* Goal: Write out every entry precisely as given, leaving the pictures out.

* Dataset extract:
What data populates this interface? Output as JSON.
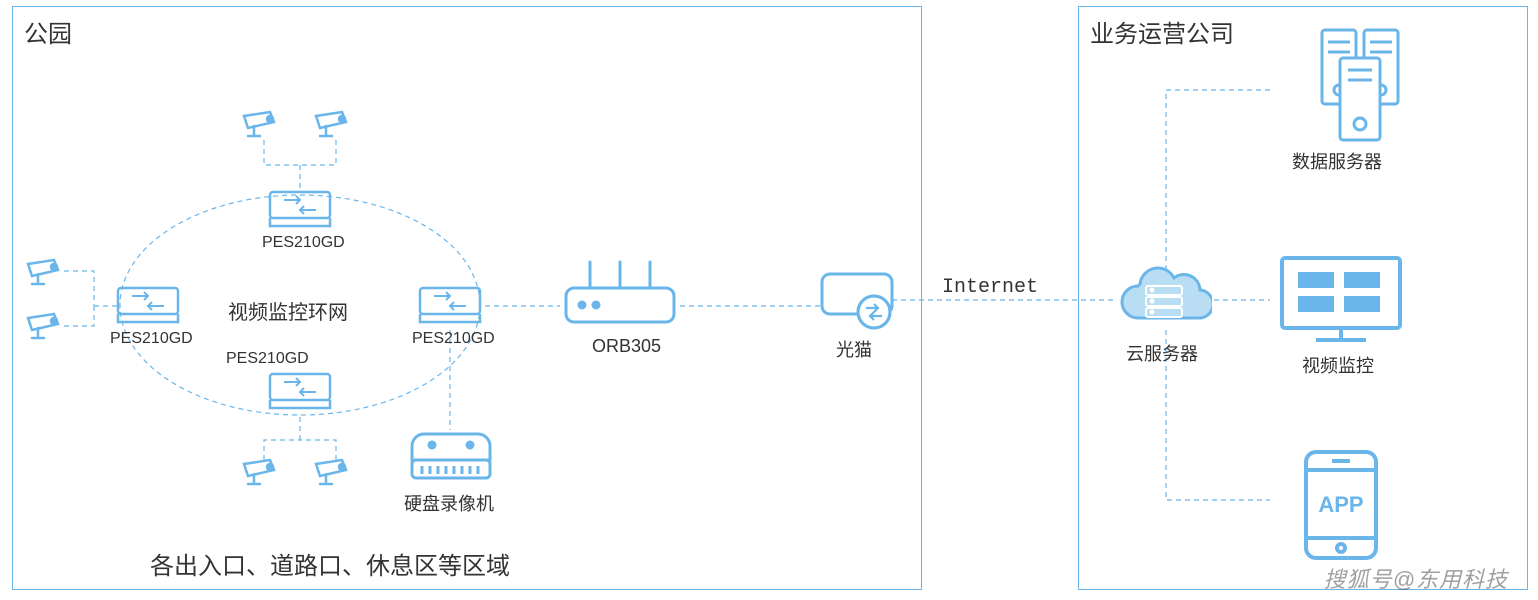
{
  "left_box_title": "公园",
  "right_box_title": "业务运营公司",
  "ring_label": "视频监控环网",
  "pes_label": "PES210GD",
  "orb_label": "ORB305",
  "modem_label": "光猫",
  "nvr_label": "硬盘录像机",
  "bottom_caption": "各出入口、道路口、休息区等区域",
  "internet_label": "Internet",
  "cloud_label": "云服务器",
  "data_server_label": "数据服务器",
  "video_monitor_label": "视频监控",
  "app_label": "APP",
  "watermark": "搜狐号@东用科技",
  "colors": {
    "line": "#6ab6eb",
    "icon": "#6ab6eb",
    "text": "#333"
  }
}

* Final result:
What data populates this interface? Output as JSON.
{
  "left_box_title": "公园",
  "right_box_title": "业务运营公司",
  "ring_label": "视频监控环网",
  "pes_label": "PES210GD",
  "orb_label": "ORB305",
  "modem_label": "光猫",
  "nvr_label": "硬盘录像机",
  "bottom_caption": "各出入口、道路口、休息区等区域",
  "internet_label": "Internet",
  "cloud_label": "云服务器",
  "data_server_label": "数据服务器",
  "video_monitor_label": "视频监控",
  "app_label": "APP",
  "watermark": "搜狐号@东用科技",
  "colors": {
    "line": "#6ab6eb",
    "icon": "#6ab6eb",
    "text": "#333"
  }
}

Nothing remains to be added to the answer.